■ DOCUMENT SECTION
● ● ●

Saturday, July 16, 2016

The stories of the single tusked Ganesha

In most of Ganesha’s idols, the left trunk of the Lord is found broken. There are many stories for this broken tusk.
The story in the Brahmanand Purana goes as this:
Parasurama beheaded the last one of his enemies and let out a shout of victory. He had just waged a war against Kartivirya Arjuna and the arrogant king’s entire army. And Parasurama had won. The burning revenge which had consumed him since he saw his father Jamadgni, lying dead in the mud with 21 scars all over his body, seemed to be slowly mitigating….Parasurama looked around tired as he saw the massacre around him and realized that none of his enemies were standing.
Parasurama fell down on the earth, feeling bone tired, as he glanced at the axe in his hands. He was called Parasurama – which meant Rama with the Axe. Parasurama considered this axe as the gift from Lord Shiva himself, who was also his teacher in martial arts and the arts of warfare. If anything else, it was Lord Shiva…Parasurama realized that he owed his entire victory to the three-eyed Lord.
Parasurama did not even blink, as he got up from the battleground and walked towards Mount Kailash, the image of Lord Shiva, almost drawing him like a magnet and the tiredness which he had felt, just vanished.
Very soon, the sage found himself just outside Kailash and was surprised when he found Ganesha, the son of Lord Shiva and Parvathi outside the door. Sage Parasurama was about to enter the house, when Ganesha stopped the man.
“You may not enter now!” Ganesha said sharply.
“Why?” Parasurama asked feeling completely bewildered.
“My parents are sleeping. I do not want anyone to disturb them, now.” Ganesha said firmly.
Parasurama looked at Ganesha, a tiny seed of anger building up. “I am Lord Shiva’s devotee and his student. I should be allowed to visit him anytime.” he said quietly.
“No!” Ganesha said with the same quietness and as one warrior would know another, Parasurama knew that Ganesha would not let him in….No matter what.
“Let me in or I will attack!” Parasurama said so quietly that Ganesha hardly heard him. But then Ganesha did not need to hear him.
Ganesha pulled up his weapon watching Parasurama. “No! I will not let you in.” Ganesha repeated.
And so the two men fought.
The two men matched each other, blade for blade, weapon for weapon. But Ganesha seemed like he was winning. Ganesha was more in control of himself and was able to fight wisely, observing Parasurama’s fighting technique.

● ● ●

■ WRITTEN PROBLEM 1
In the story of the single-tusked Ganesha, what did the name Parasurama mean?

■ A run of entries
● ● ●

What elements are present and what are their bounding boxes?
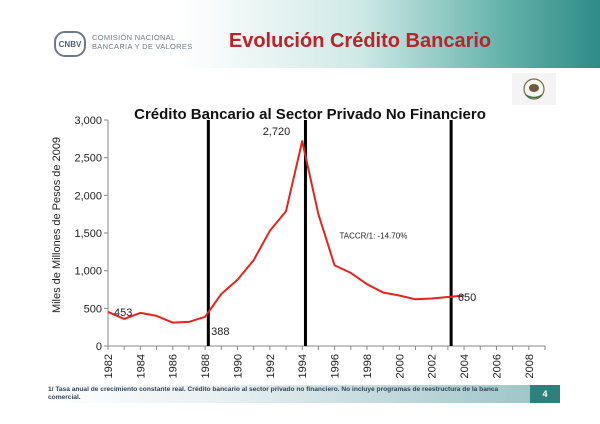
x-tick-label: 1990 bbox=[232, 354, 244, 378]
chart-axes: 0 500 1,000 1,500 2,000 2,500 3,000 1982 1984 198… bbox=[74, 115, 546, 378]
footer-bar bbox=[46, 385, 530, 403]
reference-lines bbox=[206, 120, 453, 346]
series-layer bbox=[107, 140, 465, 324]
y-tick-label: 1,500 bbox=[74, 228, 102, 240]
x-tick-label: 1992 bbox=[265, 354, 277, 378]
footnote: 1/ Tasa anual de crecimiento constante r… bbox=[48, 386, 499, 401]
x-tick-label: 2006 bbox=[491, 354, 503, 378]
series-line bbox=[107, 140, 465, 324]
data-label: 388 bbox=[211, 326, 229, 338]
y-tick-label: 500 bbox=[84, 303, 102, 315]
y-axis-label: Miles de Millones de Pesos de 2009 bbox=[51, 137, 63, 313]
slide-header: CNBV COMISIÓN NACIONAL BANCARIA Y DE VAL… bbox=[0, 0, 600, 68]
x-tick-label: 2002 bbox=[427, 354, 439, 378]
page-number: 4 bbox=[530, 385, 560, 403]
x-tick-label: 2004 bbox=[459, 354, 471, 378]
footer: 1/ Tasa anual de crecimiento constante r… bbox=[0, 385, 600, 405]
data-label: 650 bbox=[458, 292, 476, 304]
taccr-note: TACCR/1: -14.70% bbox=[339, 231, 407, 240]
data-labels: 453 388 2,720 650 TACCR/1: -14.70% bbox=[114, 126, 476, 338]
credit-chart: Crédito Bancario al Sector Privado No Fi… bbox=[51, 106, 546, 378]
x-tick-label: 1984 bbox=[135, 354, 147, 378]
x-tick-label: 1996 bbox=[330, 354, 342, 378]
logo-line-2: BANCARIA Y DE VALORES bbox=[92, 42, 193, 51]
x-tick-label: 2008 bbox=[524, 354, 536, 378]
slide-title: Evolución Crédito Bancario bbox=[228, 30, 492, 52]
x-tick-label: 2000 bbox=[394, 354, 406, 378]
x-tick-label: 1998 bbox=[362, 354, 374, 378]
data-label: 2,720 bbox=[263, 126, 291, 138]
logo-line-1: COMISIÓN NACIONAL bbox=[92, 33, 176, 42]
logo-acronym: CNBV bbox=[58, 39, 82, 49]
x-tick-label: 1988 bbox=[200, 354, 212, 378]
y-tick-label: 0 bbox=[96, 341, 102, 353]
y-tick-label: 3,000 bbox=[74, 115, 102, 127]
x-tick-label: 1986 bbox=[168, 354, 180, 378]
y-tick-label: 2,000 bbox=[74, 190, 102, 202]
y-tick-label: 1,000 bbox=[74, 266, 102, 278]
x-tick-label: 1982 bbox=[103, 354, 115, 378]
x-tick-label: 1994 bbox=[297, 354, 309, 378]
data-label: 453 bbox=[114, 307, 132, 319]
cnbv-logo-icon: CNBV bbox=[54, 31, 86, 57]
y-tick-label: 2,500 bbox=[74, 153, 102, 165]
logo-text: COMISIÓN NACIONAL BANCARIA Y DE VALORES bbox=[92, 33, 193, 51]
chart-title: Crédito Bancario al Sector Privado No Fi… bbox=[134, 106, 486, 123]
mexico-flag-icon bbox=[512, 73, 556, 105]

● ● ●

■ WRITTEN PROBLEM 2
Present the entries as a Markdown table with the columns Row and Entry, starting at the line that contains "x-tick-label: 1990 bbox=[232, 354, 244, 378]" and ending at the line that contains "series-line bbox=[107, 140, 465, 324]". Number each line and leave out blank lines.

■ COMPLETE OUTPUT 1
Rama with the Axe.

■ COMPLETE OUTPUT 2
| Row | Entry |
|---|---|
| 1 | x-tick-label: 1990 bbox=[232, 354, 244, 378] |
| 2 | chart-axes: 0 500 1,000 1,500 2,000 2,500 3,000 1982 1984 198… bbox=[74, 115, 546, 378] |
| 3 | footer-bar bbox=[46, 385, 530, 403] |
| 4 | reference-lines bbox=[206, 120, 453, 346] |
| 5 | series-layer bbox=[107, 140, 465, 324] |
| 6 | y-tick-label: 1,500 bbox=[74, 228, 102, 240] |
| 7 | x-tick-label: 1992 bbox=[265, 354, 277, 378] |
| 8 | footnote: 1/ Tasa anual de crecimiento constante r… bbox=[48, 386, 499, 401] |
| 9 | x-tick-label: 2006 bbox=[491, 354, 503, 378] |
| 10 | series-line bbox=[107, 140, 465, 324] |